It's true that Apple's App Store design encourages users to vent into reviews because it does not provide a straightforward way to contact the developers or raise a support ticket. This is bad and it really needs fixing.

However, your approach is not neutral. Let's just take a look at the logic (diagram from article):

http://www.90percentofeverything.com/wp-content/uploads/2012...

After a user submits positive feedback, they are invited to leave a review. After a user submits negative feedback, they are not invited to do so - only a highly motivated user would then bother to leave the app, find the entry in the App Store and write a review there. What's more, it's hard to say whether some users will even understand the difference between your internal feedback UI and the Apple App Store review UI. i.e. they might think that your feedback form posts into the App Store reviews area.

For the record, the article does not claim "this is evil" (as kgtm stated earlier). It simply states that the appsfire interface fits the definition of a dark pattern. Whether you think it's ethical or not, you have to agree that the UI is somewhat manipulative.

3 comments

Well, if an app author is going to go the extra mile and write a mechanism to complement apple's deficient review system, you can't really ask them to be neutral while doing so. Think about it for a second, how could they have done it differently? The only viable option is to remove the link to leaving a review after the positive feedback and that's removing functionality(If I found an app useful I want to help the developer by leaving a positive review). I can't really blame anyone for not adding a link to leaving a review after the user has given negative feedback, I definitely wouldn't to it.
--------------------------------------------------
> [Goals]
A. Reproduce the passage on App Store review prompts from "However, your approach" to "http://www.90percentofeverything.com/wp-content/uploads/2012...", swapping "logic" for "flow".
B. Write the next part of the passage on App Store review prompts, carrying on from its final sentence.

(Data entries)
--------------------------------------------------
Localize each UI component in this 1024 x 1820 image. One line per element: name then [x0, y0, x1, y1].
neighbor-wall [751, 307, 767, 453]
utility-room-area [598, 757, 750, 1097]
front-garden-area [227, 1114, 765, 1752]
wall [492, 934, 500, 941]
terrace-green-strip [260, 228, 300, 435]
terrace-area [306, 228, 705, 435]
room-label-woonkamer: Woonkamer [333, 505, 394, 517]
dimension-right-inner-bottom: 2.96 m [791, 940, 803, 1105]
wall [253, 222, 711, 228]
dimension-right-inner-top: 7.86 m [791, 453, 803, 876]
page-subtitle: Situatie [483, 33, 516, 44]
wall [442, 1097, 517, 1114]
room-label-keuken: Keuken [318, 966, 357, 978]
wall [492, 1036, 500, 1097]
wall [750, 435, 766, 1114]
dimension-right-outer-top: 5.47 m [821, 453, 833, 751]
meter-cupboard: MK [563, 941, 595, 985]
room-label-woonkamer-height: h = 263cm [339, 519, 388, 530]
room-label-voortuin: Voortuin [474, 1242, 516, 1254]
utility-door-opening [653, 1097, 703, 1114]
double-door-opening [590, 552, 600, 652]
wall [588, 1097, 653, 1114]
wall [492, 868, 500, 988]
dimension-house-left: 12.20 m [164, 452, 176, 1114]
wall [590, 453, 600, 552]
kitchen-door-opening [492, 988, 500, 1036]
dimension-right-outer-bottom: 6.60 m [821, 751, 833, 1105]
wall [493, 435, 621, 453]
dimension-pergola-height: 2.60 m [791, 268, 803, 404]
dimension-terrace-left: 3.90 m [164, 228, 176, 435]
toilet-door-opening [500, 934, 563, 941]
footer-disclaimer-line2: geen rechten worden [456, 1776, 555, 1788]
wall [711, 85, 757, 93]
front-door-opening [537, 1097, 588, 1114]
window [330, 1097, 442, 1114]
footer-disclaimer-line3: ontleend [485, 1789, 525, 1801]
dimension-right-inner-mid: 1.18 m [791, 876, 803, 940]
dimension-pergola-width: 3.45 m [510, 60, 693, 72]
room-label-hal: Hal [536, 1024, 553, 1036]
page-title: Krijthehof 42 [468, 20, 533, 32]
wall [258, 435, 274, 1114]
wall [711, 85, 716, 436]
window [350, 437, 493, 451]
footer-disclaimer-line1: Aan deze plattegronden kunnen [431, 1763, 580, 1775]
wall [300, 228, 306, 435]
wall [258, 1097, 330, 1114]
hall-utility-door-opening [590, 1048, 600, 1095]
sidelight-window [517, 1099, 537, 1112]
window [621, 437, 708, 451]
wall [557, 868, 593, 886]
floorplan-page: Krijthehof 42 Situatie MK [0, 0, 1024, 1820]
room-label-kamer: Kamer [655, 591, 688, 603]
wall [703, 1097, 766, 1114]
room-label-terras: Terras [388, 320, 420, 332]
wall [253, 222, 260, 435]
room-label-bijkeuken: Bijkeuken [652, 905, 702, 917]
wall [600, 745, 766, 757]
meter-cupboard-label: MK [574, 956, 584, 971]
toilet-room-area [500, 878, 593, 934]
--------------------------------------------------
> [The replies]
A.
However, your approach is not neutral. Let's just take a look at the flow (diagram from article):

http://www.90percentofeverything.com/wp-content/uploads/2012...

B.
Furthermore, I don't use iOS, but if review patterns are similar to those on Android(and I can't really see why they wouldn't be) then I can really see where the app's author is coming from. Most negative reviews I've seen(especially on actually good apps) have been things like "1-star doesn't work!" in a sea of "5-star awesome app!". You can hardly blame a developer for wanting to know how it "doesn't work" instead of just getting a vague review that doesn't explain anything.

Harry calling our approach "Dark pattern" is probably far streched. Appsfire App booster is a dialog system and the feedback system is built to give the developer a chance to answer the user before he s goes public about his review. This is in our mind way better than the current practice in the app store. If you want to look at Dark Patterns consider paid review/ratings systems, incentivized ratings systems many apps have built in, or simply abusive intrusive popups breaking the user experience that will probably lead to unjustified negative reviews in the app store.
One point of note is that you selected "bug" for the category/tag for your feedback. By almost anyone's definition of review vs. bug report there is a big difference and posting a bug report as a review doesn't ensure that the developer would see that info.

I'm not claiming what they're doing is ideal, but I can see a strong argument for not sending bug reports to the app store reviews.